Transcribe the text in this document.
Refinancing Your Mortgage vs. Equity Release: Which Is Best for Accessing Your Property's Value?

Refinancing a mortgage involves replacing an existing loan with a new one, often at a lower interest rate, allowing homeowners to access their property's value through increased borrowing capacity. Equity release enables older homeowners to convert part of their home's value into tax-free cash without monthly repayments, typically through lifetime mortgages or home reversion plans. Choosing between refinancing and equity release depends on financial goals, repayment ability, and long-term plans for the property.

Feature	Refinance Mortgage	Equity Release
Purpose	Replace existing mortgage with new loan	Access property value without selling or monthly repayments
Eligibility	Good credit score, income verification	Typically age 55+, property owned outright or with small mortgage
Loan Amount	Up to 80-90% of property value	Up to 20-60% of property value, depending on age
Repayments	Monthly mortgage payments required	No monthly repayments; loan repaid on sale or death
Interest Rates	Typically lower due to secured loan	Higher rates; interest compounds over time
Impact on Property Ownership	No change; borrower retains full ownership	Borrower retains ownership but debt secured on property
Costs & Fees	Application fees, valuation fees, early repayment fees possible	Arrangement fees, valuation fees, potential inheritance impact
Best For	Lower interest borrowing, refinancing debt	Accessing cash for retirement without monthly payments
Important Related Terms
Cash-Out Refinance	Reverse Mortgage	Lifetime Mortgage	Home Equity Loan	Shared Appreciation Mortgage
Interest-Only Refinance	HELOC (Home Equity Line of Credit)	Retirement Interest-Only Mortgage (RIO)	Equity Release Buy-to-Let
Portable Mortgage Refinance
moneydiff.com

_DIRECTION_. All of the entries must be written out exactly as they stand.

_WORKED ANSWER_.
Transcribe the text in this document.
Refinancing Your Mortgage vs. Equity Release: Which Is Best for Accessing Your Property's Value?

Refinancing a mortgage involves replacing an existing loan with a new one, often at a lower interest rate, allowing homeowners to access their property's value through increased borrowing capacity. Equity release enables older homeowners to convert part of their home's value into tax-free cash without monthly repayments, typically through lifetime mortgages or home reversion plans. Choosing between refinancing and equity release depends on financial goals, repayment ability, and long-term plans for the property.

Feature	Refinance Mortgage	Equity Release
Purpose	Replace existing mortgage with new loan	Access property value without selling or monthly repayments
Eligibility	Good credit score, income verification	Typically age 55+, property owned outright or with small mortgage
Loan Amount	Up to 80-90% of property value	Up to 20-60% of property value, depending on age
Repayments	Monthly mortgage payments required	No monthly repayments; loan repaid on sale or death
Interest Rates	Typically lower due to secured loan	Higher rates; interest compounds over time
Impact on Property Ownership	No change; borrower retains full ownership	Borrower retains ownership but debt secured on property
Costs & Fees	Application fees, valuation fees, early repayment fees possible	Arrangement fees, valuation fees, potential inheritance impact
Best For	Lower interest borrowing, refinancing debt	Accessing cash for retirement without monthly payments
Important Related Terms
Cash-Out Refinance	Reverse Mortgage	Lifetime Mortgage	Home Equity Loan	Shared Appreciation Mortgage
Interest-Only Refinance	HELOC (Home Equity Line of Credit)	Retirement Interest-Only Mortgage (RIO)	Equity Release Buy-to-Let
Portable Mortgage Refinance
moneydiff.com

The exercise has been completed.